TASK DIRECTIONS:
Lines that contain the string "Abstract" are to be copied; leave out all others.

GIVEN DATA:
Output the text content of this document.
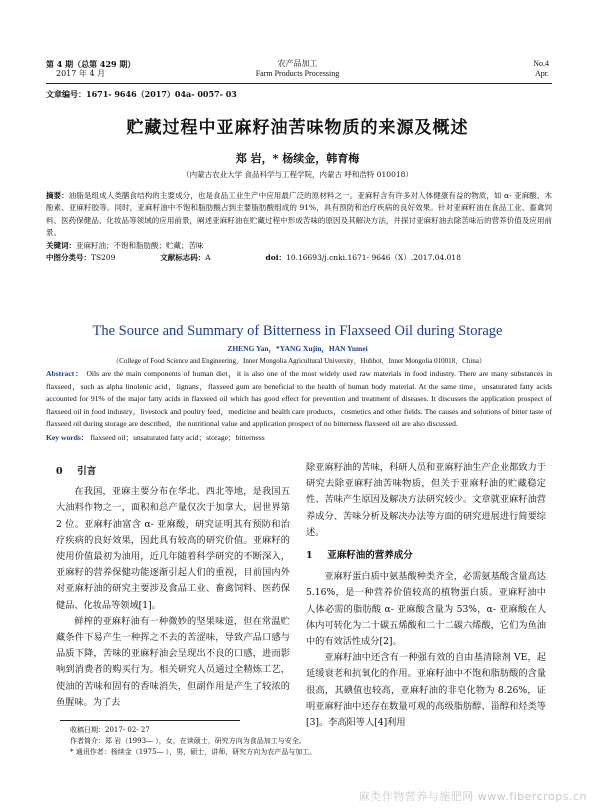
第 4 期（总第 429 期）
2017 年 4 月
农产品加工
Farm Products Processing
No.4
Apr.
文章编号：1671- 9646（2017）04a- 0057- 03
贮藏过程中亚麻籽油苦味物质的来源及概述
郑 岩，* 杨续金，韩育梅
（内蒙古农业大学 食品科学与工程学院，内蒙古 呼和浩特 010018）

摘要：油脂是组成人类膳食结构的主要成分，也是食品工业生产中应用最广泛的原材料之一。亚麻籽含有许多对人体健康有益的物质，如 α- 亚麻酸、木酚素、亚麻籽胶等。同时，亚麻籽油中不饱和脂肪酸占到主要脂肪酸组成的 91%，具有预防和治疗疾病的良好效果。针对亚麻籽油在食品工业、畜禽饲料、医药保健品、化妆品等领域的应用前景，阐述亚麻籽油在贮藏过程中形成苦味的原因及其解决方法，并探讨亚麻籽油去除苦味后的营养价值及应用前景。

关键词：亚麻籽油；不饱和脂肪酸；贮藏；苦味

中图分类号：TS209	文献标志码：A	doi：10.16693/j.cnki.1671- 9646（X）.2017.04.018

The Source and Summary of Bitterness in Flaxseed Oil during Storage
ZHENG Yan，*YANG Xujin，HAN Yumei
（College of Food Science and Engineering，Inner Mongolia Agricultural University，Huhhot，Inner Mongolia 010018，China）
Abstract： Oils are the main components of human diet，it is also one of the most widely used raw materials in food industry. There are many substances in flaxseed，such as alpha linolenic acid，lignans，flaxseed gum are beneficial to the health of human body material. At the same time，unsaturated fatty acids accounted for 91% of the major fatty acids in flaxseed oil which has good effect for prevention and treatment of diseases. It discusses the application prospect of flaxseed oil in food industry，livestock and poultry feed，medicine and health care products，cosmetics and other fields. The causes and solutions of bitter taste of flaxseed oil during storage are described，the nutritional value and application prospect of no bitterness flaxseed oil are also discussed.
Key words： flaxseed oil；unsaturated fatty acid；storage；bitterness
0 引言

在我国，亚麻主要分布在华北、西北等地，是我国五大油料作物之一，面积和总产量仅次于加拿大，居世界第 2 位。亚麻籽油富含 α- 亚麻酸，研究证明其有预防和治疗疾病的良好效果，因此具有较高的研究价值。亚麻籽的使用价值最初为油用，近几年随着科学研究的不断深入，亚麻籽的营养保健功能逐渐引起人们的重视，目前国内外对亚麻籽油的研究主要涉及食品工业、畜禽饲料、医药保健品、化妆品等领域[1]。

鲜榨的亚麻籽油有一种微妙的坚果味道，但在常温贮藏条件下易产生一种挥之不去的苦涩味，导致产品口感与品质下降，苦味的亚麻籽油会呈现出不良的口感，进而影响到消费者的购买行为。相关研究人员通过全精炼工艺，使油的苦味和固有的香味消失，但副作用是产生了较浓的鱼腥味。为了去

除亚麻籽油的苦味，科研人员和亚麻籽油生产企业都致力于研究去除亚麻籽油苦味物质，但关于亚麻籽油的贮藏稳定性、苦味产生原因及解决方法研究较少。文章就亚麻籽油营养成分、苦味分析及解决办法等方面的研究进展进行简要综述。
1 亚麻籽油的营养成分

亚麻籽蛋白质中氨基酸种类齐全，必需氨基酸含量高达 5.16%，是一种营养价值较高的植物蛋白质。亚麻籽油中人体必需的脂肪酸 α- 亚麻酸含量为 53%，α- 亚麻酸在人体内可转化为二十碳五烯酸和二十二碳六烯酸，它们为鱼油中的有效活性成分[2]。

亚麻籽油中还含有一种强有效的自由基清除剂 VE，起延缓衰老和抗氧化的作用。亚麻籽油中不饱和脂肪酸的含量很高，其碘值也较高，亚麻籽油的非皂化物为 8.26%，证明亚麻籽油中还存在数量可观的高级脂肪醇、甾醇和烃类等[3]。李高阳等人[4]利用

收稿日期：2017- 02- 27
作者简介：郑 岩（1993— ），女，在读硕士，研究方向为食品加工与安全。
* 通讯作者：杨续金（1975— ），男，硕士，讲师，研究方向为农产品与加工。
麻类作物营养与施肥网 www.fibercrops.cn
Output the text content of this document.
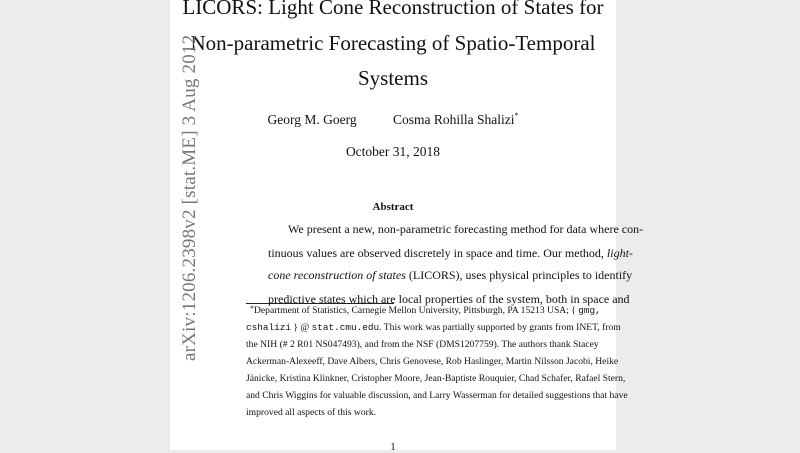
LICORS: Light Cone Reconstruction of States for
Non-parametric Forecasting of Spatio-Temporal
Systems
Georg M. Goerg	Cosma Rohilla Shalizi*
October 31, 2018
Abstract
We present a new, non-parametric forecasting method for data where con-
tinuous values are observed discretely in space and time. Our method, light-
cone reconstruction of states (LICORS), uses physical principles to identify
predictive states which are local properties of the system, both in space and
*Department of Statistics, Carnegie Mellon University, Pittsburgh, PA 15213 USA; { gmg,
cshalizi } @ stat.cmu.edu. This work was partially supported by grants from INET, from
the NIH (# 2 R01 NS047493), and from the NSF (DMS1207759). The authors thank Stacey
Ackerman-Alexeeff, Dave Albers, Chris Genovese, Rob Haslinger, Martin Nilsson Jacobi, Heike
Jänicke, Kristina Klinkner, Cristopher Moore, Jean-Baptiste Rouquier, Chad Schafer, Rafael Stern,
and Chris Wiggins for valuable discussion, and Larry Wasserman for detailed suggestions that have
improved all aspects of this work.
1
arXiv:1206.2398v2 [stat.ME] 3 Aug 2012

OUTPUT FOR THIS TASK:
Abstract： Oils are the main components of human diet，it is also one of the most widely used raw materials in food industry. There are many substances in flaxseed，such as alpha linolenic acid，lignans，flaxseed gum are beneficial to the health of human body material. At the same time，unsaturated fatty acids accounted for 91% of the major fatty acids in flaxseed oil which has good effect for prevention and treatment of diseases. It discusses the application prospect of flaxseed oil in food industry，livestock and poultry feed，medicine and health care products，cosmetics and other fields. The causes and solutions of bitter taste of flaxseed oil during storage are described，the nutritional value and application prospect of no bitterness flaxseed oil are also discussed.
Abstract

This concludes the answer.